(Figure record extracts)
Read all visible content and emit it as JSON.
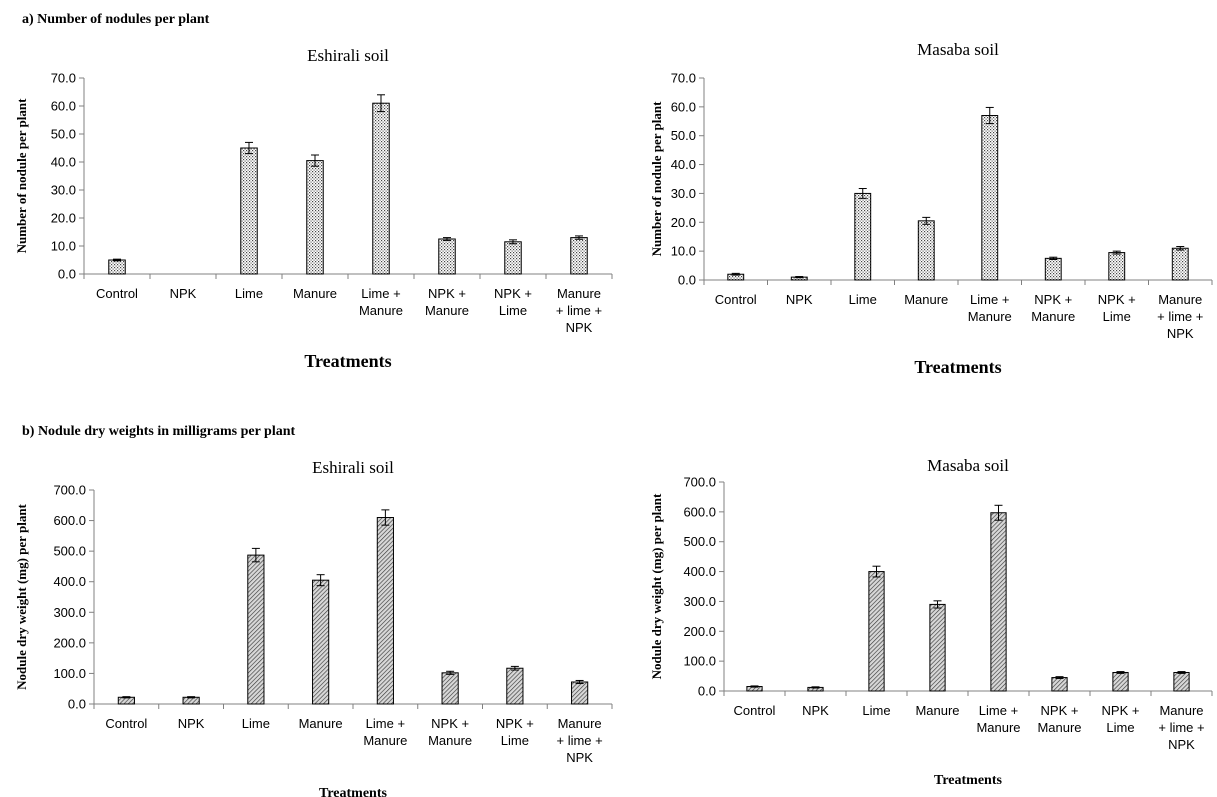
{
  "sections": [
    {
      "label": "a)   Number of nodules per plant"
    },
    {
      "label": "b)   Nodule dry weights in milligrams per plant"
    }
  ],
  "chart_data": [
    {
      "type": "bar",
      "title": "Eshirali   soil",
      "xlabel": "Treatments",
      "ylabel": "Number of nodule per plant",
      "ylim": [
        0,
        70
      ],
      "yticks": [
        "0.0",
        "10.0",
        "20.0",
        "30.0",
        "40.0",
        "50.0",
        "60.0",
        "70.0"
      ],
      "categories": [
        "Control",
        "NPK",
        "Lime",
        "Manure",
        "Lime + Manure",
        "NPK + Manure",
        "NPK + Lime",
        "Manure + lime + NPK"
      ],
      "category_lines": [
        [
          "Control"
        ],
        [
          "NPK"
        ],
        [
          "Lime"
        ],
        [
          "Manure"
        ],
        [
          "Lime +",
          "Manure"
        ],
        [
          "NPK +",
          "Manure"
        ],
        [
          "NPK +",
          "Lime"
        ],
        [
          "Manure",
          "+ lime +",
          "NPK"
        ]
      ],
      "values": [
        5.0,
        0.0,
        45.0,
        40.5,
        61.0,
        12.5,
        11.5,
        13.0
      ],
      "errors": [
        0.3,
        0.0,
        2.0,
        2.0,
        3.0,
        0.5,
        0.7,
        0.6
      ],
      "bar_fill": "dotted",
      "grid": false,
      "legend": "none"
    },
    {
      "type": "bar",
      "title": "Masaba soil",
      "xlabel": "Treatments",
      "ylabel": "Number of nodule per plant",
      "ylim": [
        0,
        70
      ],
      "yticks": [
        "0.0",
        "10.0",
        "20.0",
        "30.0",
        "40.0",
        "50.0",
        "60.0",
        "70.0"
      ],
      "categories": [
        "Control",
        "NPK",
        "Lime",
        "Manure",
        "Lime + Manure",
        "NPK + Manure",
        "NPK + Lime",
        "Manure + lime + NPK"
      ],
      "category_lines": [
        [
          "Control"
        ],
        [
          "NPK"
        ],
        [
          "Lime"
        ],
        [
          "Manure"
        ],
        [
          "Lime +",
          "Manure"
        ],
        [
          "NPK +",
          "Manure"
        ],
        [
          "NPK +",
          "Lime"
        ],
        [
          "Manure",
          "+ lime +",
          "NPK"
        ]
      ],
      "values": [
        2.0,
        1.0,
        30.0,
        20.5,
        57.0,
        7.5,
        9.5,
        11.0
      ],
      "errors": [
        0.3,
        0.2,
        1.7,
        1.2,
        2.8,
        0.4,
        0.5,
        0.6
      ],
      "bar_fill": "dotted",
      "grid": false,
      "legend": "none"
    },
    {
      "type": "bar",
      "title": "Eshirali   soil",
      "xlabel": "Treatments",
      "ylabel": "Nodule dry weight (mg) per plant",
      "ylim": [
        0,
        700
      ],
      "yticks": [
        "0.0",
        "100.0",
        "200.0",
        "300.0",
        "400.0",
        "500.0",
        "600.0",
        "700.0"
      ],
      "categories": [
        "Control",
        "NPK",
        "Lime",
        "Manure",
        "Lime + Manure",
        "NPK + Manure",
        "NPK + Lime",
        "Manure + lime + NPK"
      ],
      "category_lines": [
        [
          "Control"
        ],
        [
          "NPK"
        ],
        [
          "Lime"
        ],
        [
          "Manure"
        ],
        [
          "Lime +",
          "Manure"
        ],
        [
          "NPK +",
          "Manure"
        ],
        [
          "NPK +",
          "Lime"
        ],
        [
          "Manure",
          "+ lime +",
          "NPK"
        ]
      ],
      "values": [
        22,
        22,
        487,
        405,
        610,
        102,
        117,
        72
      ],
      "errors": [
        2,
        2,
        22,
        18,
        25,
        5,
        6,
        5
      ],
      "bar_fill": "hatched",
      "grid": false,
      "legend": "none"
    },
    {
      "type": "bar",
      "title": "Masaba soil",
      "xlabel": "Treatments",
      "ylabel": "Nodule dry weight (mg) per plant",
      "ylim": [
        0,
        700
      ],
      "yticks": [
        "0.0",
        "100.0",
        "200.0",
        "300.0",
        "400.0",
        "500.0",
        "600.0",
        "700.0"
      ],
      "categories": [
        "Control",
        "NPK",
        "Lime",
        "Manure",
        "Lime + Manure",
        "NPK + Manure",
        "NPK + Lime",
        "Manure + lime + NPK"
      ],
      "category_lines": [
        [
          "Control"
        ],
        [
          "NPK"
        ],
        [
          "Lime"
        ],
        [
          "Manure"
        ],
        [
          "Lime +",
          "Manure"
        ],
        [
          "NPK +",
          "Manure"
        ],
        [
          "NPK +",
          "Lime"
        ],
        [
          "Manure",
          "+ lime +",
          "NPK"
        ]
      ],
      "values": [
        15,
        12,
        400,
        290,
        597,
        45,
        62,
        62
      ],
      "errors": [
        2,
        2,
        18,
        12,
        25,
        3,
        3,
        3
      ],
      "bar_fill": "hatched",
      "grid": false,
      "legend": "none"
    }
  ]
}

▶ **Short exercise**: Transcribe all of the material exactly, leaving out whatever pictures it contains.

▶ **Complete response**:
Read all visible content and emit it as JSON.
{
  "sections": [
    {
      "label": "a)   Number of nodules per plant"
    },
    {
      "label": "b)   Nodule dry weights in milligrams per plant"
    }
  ],
  "chart_data": [
    {
      "type": "bar",
      "title": "Eshirali   soil",
      "xlabel": "Treatments",
      "ylabel": "Number of nodule per plant",
      "ylim": [
        0,
        70
      ],
      "yticks": [
        "0.0",
        "10.0",
        "20.0",
        "30.0",
        "40.0",
        "50.0",
        "60.0",
        "70.0"
      ],
      "categories": [
        "Control",
        "NPK",
        "Lime",
        "Manure",
        "Lime + Manure",
        "NPK + Manure",
        "NPK + Lime",
        "Manure + lime + NPK"
      ],
      "category_lines": [
        [
          "Control"
        ],
        [
          "NPK"
        ],
        [
          "Lime"
        ],
        [
          "Manure"
        ],
        [
          "Lime +",
          "Manure"
        ],
        [
          "NPK +",
          "Manure"
        ],
        [
          "NPK +",
          "Lime"
        ],
        [
          "Manure",
          "+ lime +",
          "NPK"
        ]
      ],
      "values": [
        5.0,
        0.0,
        45.0,
        40.5,
        61.0,
        12.5,
        11.5,
        13.0
      ],
      "errors": [
        0.3,
        0.0,
        2.0,
        2.0,
        3.0,
        0.5,
        0.7,
        0.6
      ],
      "bar_fill": "dotted",
      "grid": false,
      "legend": "none"
    },
    {
      "type": "bar",
      "title": "Masaba soil",
      "xlabel": "Treatments",
      "ylabel": "Number of nodule per plant",
      "ylim": [
        0,
        70
      ],
      "yticks": [
        "0.0",
        "10.0",
        "20.0",
        "30.0",
        "40.0",
        "50.0",
        "60.0",
        "70.0"
      ],
      "categories": [
        "Control",
        "NPK",
        "Lime",
        "Manure",
        "Lime + Manure",
        "NPK + Manure",
        "NPK + Lime",
        "Manure + lime + NPK"
      ],
      "category_lines": [
        [
          "Control"
        ],
        [
          "NPK"
        ],
        [
          "Lime"
        ],
        [
          "Manure"
        ],
        [
          "Lime +",
          "Manure"
        ],
        [
          "NPK +",
          "Manure"
        ],
        [
          "NPK +",
          "Lime"
        ],
        [
          "Manure",
          "+ lime +",
          "NPK"
        ]
      ],
      "values": [
        2.0,
        1.0,
        30.0,
        20.5,
        57.0,
        7.5,
        9.5,
        11.0
      ],
      "errors": [
        0.3,
        0.2,
        1.7,
        1.2,
        2.8,
        0.4,
        0.5,
        0.6
      ],
      "bar_fill": "dotted",
      "grid": false,
      "legend": "none"
    },
    {
      "type": "bar",
      "title": "Eshirali   soil",
      "xlabel": "Treatments",
      "ylabel": "Nodule dry weight (mg) per plant",
      "ylim": [
        0,
        700
      ],
      "yticks": [
        "0.0",
        "100.0",
        "200.0",
        "300.0",
        "400.0",
        "500.0",
        "600.0",
        "700.0"
      ],
      "categories": [
        "Control",
        "NPK",
        "Lime",
        "Manure",
        "Lime + Manure",
        "NPK + Manure",
        "NPK + Lime",
        "Manure + lime + NPK"
      ],
      "category_lines": [
        [
          "Control"
        ],
        [
          "NPK"
        ],
        [
          "Lime"
        ],
        [
          "Manure"
        ],
        [
          "Lime +",
          "Manure"
        ],
        [
          "NPK +",
          "Manure"
        ],
        [
          "NPK +",
          "Lime"
        ],
        [
          "Manure",
          "+ lime +",
          "NPK"
        ]
      ],
      "values": [
        22,
        22,
        487,
        405,
        610,
        102,
        117,
        72
      ],
      "errors": [
        2,
        2,
        22,
        18,
        25,
        5,
        6,
        5
      ],
      "bar_fill": "hatched",
      "grid": false,
      "legend": "none"
    },
    {
      "type": "bar",
      "title": "Masaba soil",
      "xlabel": "Treatments",
      "ylabel": "Nodule dry weight (mg) per plant",
      "ylim": [
        0,
        700
      ],
      "yticks": [
        "0.0",
        "100.0",
        "200.0",
        "300.0",
        "400.0",
        "500.0",
        "600.0",
        "700.0"
      ],
      "categories": [
        "Control",
        "NPK",
        "Lime",
        "Manure",
        "Lime + Manure",
        "NPK + Manure",
        "NPK + Lime",
        "Manure + lime + NPK"
      ],
      "category_lines": [
        [
          "Control"
        ],
        [
          "NPK"
        ],
        [
          "Lime"
        ],
        [
          "Manure"
        ],
        [
          "Lime +",
          "Manure"
        ],
        [
          "NPK +",
          "Manure"
        ],
        [
          "NPK +",
          "Lime"
        ],
        [
          "Manure",
          "+ lime +",
          "NPK"
        ]
      ],
      "values": [
        15,
        12,
        400,
        290,
        597,
        45,
        62,
        62
      ],
      "errors": [
        2,
        2,
        18,
        12,
        25,
        3,
        3,
        3
      ],
      "bar_fill": "hatched",
      "grid": false,
      "legend": "none"
    }
  ]
}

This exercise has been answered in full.